Exercise requirements: In the records that follow, locate every line with "this" and extract it.

Figure record listings
§

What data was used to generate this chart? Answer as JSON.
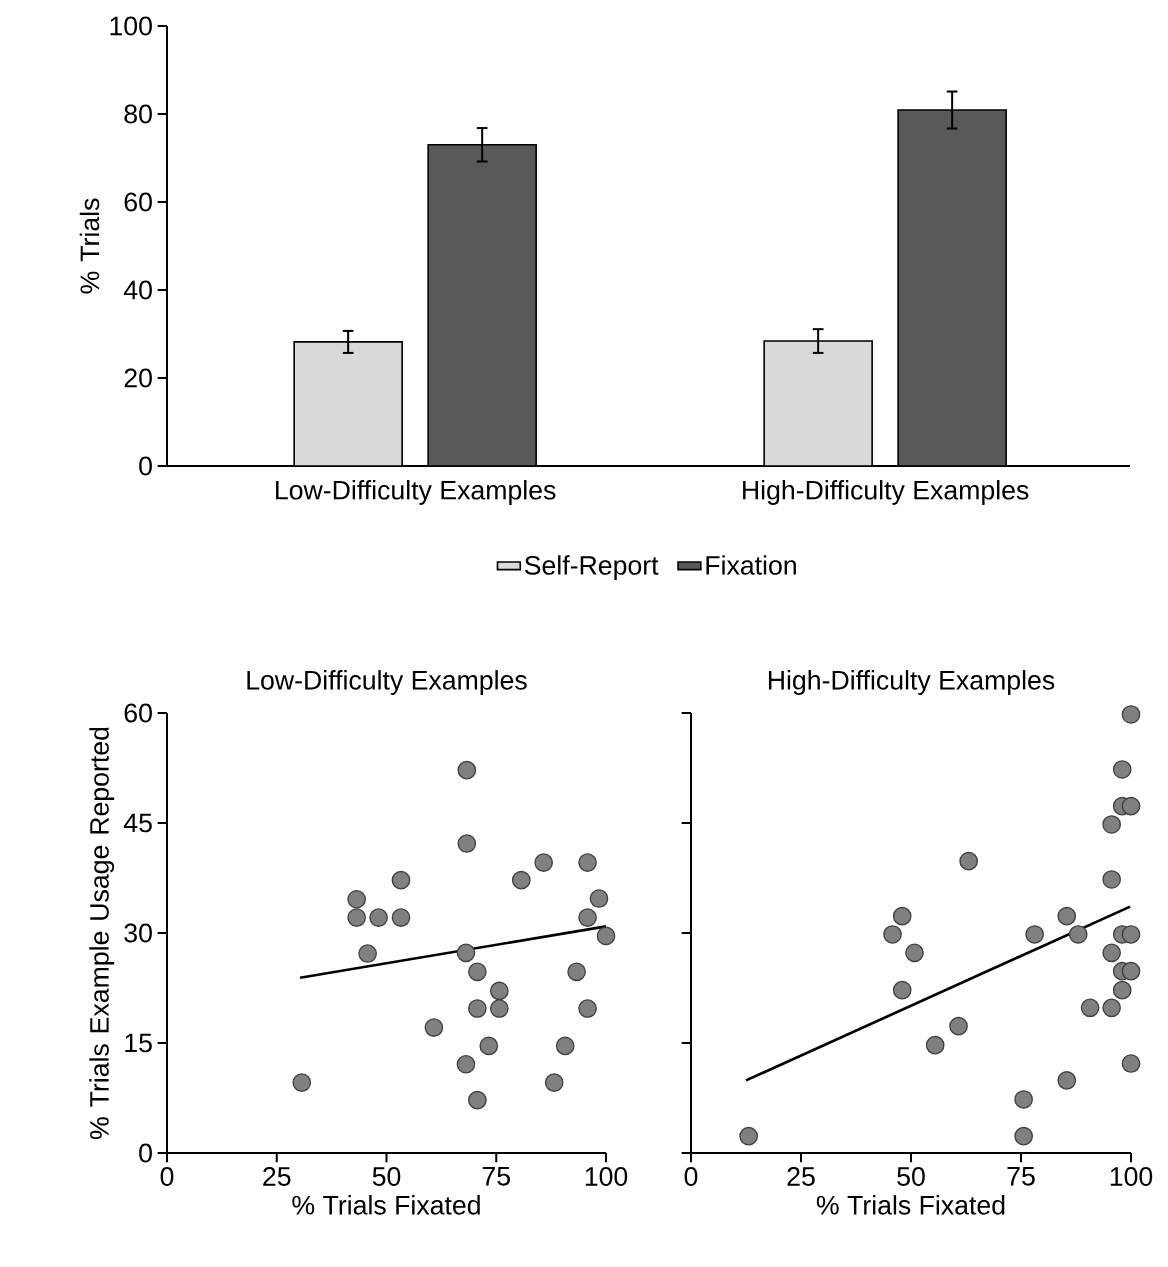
{
  "chart_data": [
    {
      "type": "bar",
      "ylabel": "% Trials",
      "categories": [
        "Low-Difficulty Examples",
        "High-Difficulty Examples"
      ],
      "series": [
        {
          "name": "Self-Report",
          "color": "#d9d9d9",
          "values": [
            28.2,
            28.4
          ],
          "errors": [
            2.5,
            2.7
          ]
        },
        {
          "name": "Fixation",
          "color": "#595959",
          "values": [
            73.0,
            80.9
          ],
          "errors": [
            3.8,
            4.2
          ]
        }
      ],
      "ylim": [
        0,
        100
      ],
      "yticks": [
        0,
        20,
        40,
        60,
        80,
        100
      ],
      "legend": "bottom"
    },
    {
      "type": "scatter",
      "title": "Low-Difficulty Examples",
      "xlabel": "% Trials Fixated",
      "ylabel": "% Trials Example Usage Reported",
      "series": [
        {
          "type": "scatter",
          "marker": "circle",
          "color": "#808080",
          "x": [
            30.7,
            43.2,
            43.2,
            48.2,
            53.3,
            53.3,
            45.7,
            68.3,
            68.3,
            68.1,
            70.7,
            75.7,
            70.7,
            75.7,
            60.8,
            73.3,
            68.1,
            70.7,
            80.7,
            85.8,
            95.8,
            98.4,
            95.8,
            100,
            93.3,
            95.8,
            90.7,
            88.2
          ],
          "values": [
            9.6,
            34.6,
            32.1,
            32.1,
            37.2,
            32.1,
            27.2,
            52.2,
            42.2,
            27.3,
            24.7,
            22.1,
            19.7,
            19.7,
            17.1,
            14.6,
            12.1,
            7.2,
            37.2,
            39.6,
            39.6,
            34.7,
            32.1,
            29.6,
            24.7,
            19.7,
            14.6,
            9.6
          ]
        },
        {
          "type": "line",
          "marker": "none",
          "color": "#000000",
          "x": [
            30.3,
            100
          ],
          "values": [
            23.9,
            30.9
          ]
        }
      ],
      "xlim": [
        0,
        100
      ],
      "ylim": [
        0,
        60
      ],
      "xticks": [
        0,
        25,
        50,
        75,
        100
      ],
      "yticks": [
        0,
        15,
        30,
        45,
        60
      ]
    },
    {
      "type": "scatter",
      "title": "High-Difficulty Examples",
      "xlabel": "% Trials Fixated",
      "tick_labels": "x",
      "series": [
        {
          "type": "scatter",
          "marker": "circle",
          "color": "#808080",
          "x": [
            13.1,
            45.8,
            48.0,
            50.8,
            48.0,
            55.5,
            60.8,
            63.1,
            75.6,
            75.6,
            78.1,
            85.4,
            85.4,
            88.0,
            90.7,
            95.6,
            95.6,
            95.6,
            95.6,
            98.0,
            98.0,
            100,
            100,
            98.0,
            100,
            98.0,
            100,
            98.0,
            100
          ],
          "values": [
            2.3,
            29.8,
            32.3,
            27.3,
            22.2,
            14.7,
            17.3,
            39.8,
            7.3,
            2.3,
            29.8,
            32.3,
            9.9,
            29.8,
            19.8,
            19.8,
            27.3,
            37.3,
            44.8,
            52.3,
            47.3,
            47.3,
            59.8,
            29.8,
            29.8,
            24.8,
            24.8,
            22.2,
            12.2
          ]
        },
        {
          "type": "line",
          "marker": "none",
          "color": "#000000",
          "x": [
            12.5,
            99.8
          ],
          "values": [
            9.9,
            33.6
          ]
        }
      ],
      "xlim": [
        0,
        100
      ],
      "ylim": [
        0,
        60
      ],
      "xticks": [
        0,
        25,
        50,
        75,
        100
      ],
      "yticks": [
        0,
        15,
        30,
        45,
        60
      ]
    }
  ]
}
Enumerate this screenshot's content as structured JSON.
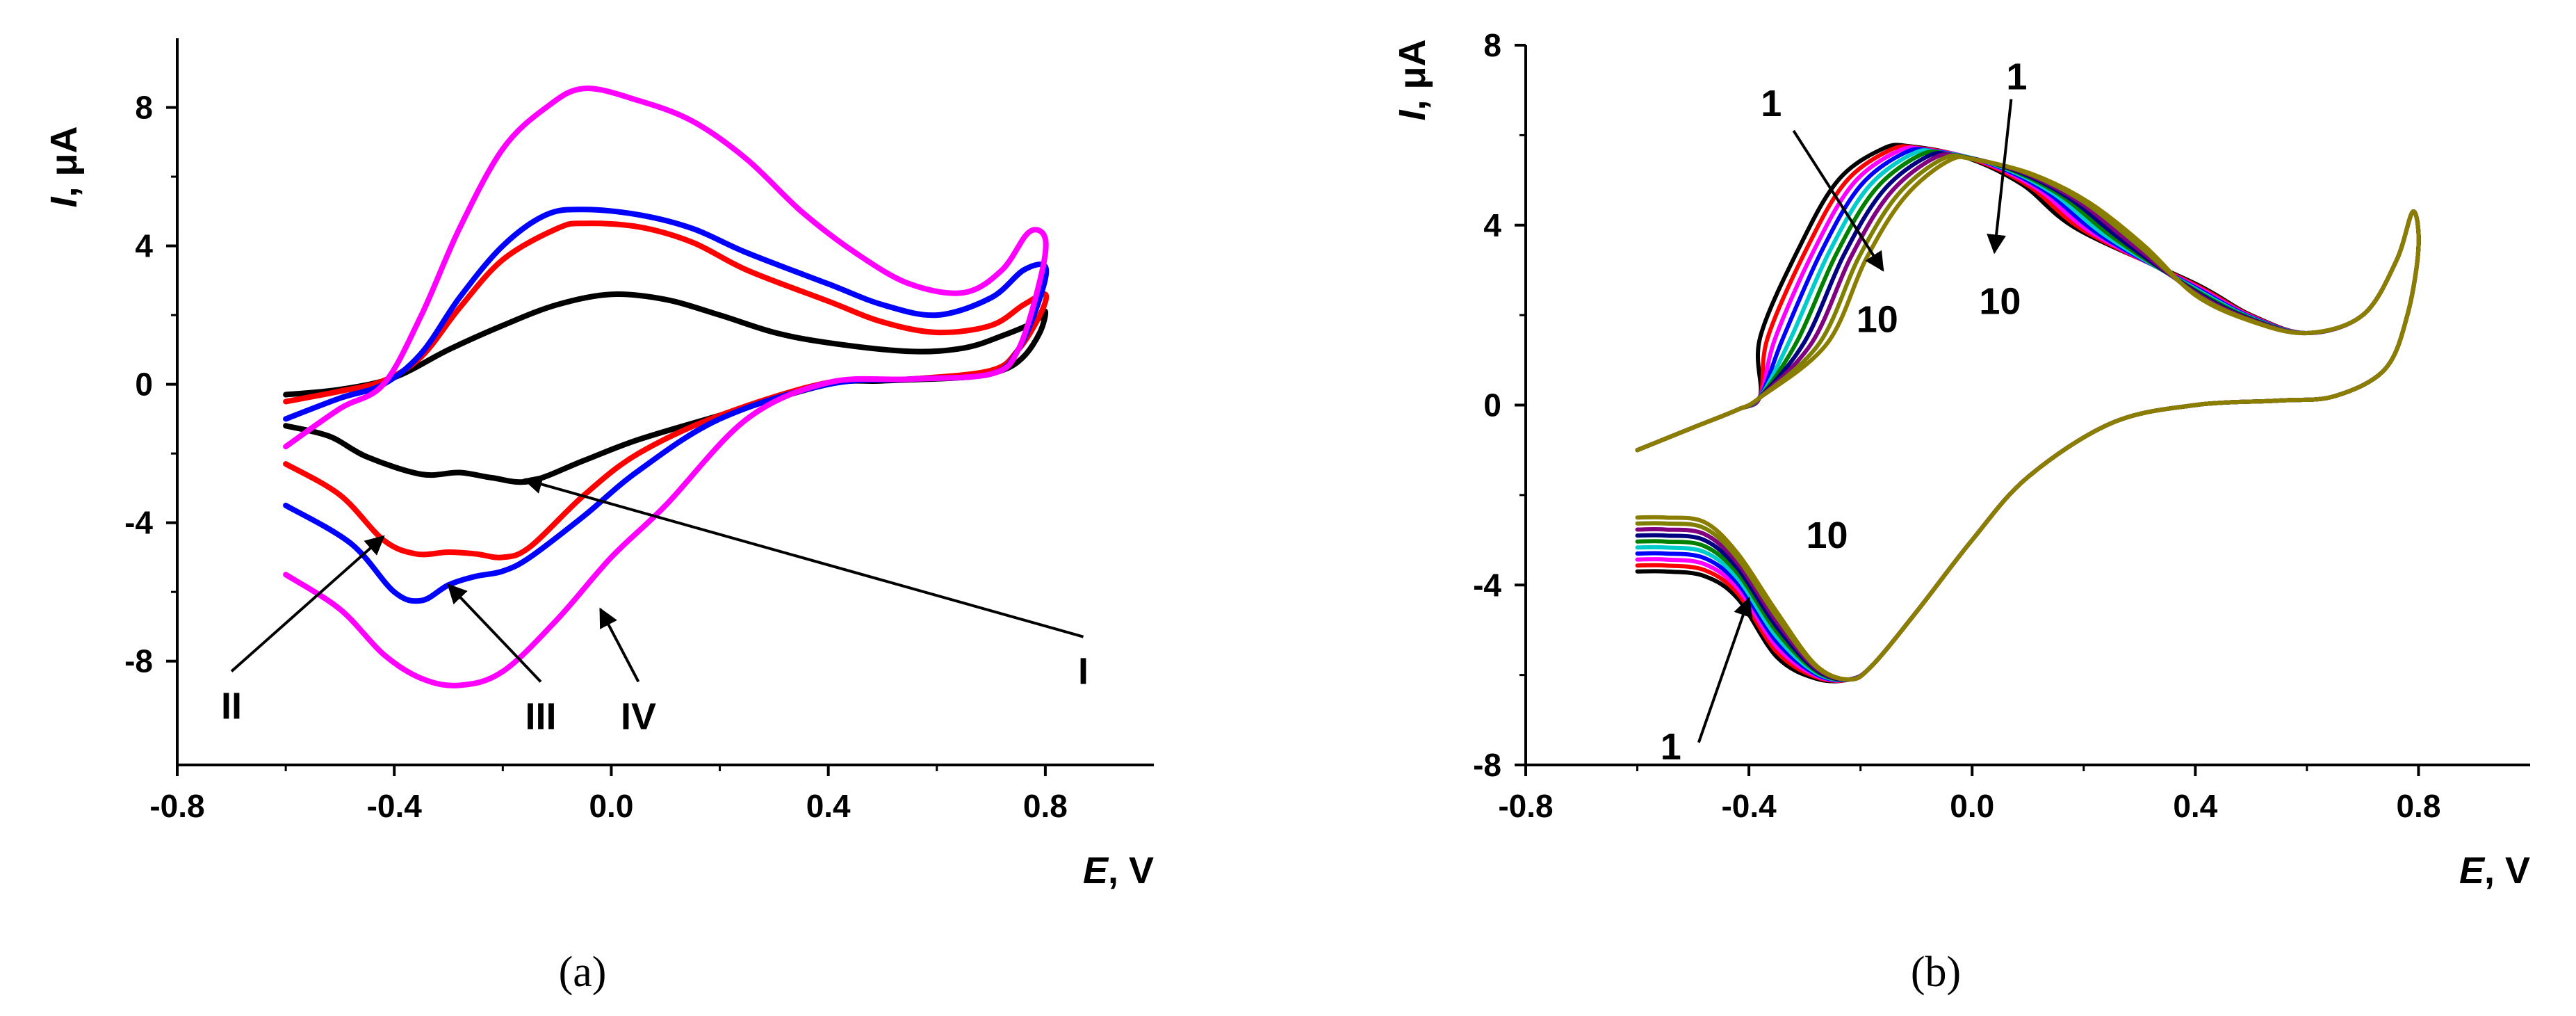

§

Task response:
What data was used to generate this chart? Answer as JSON.
Enumerate this screenshot's content as structured JSON.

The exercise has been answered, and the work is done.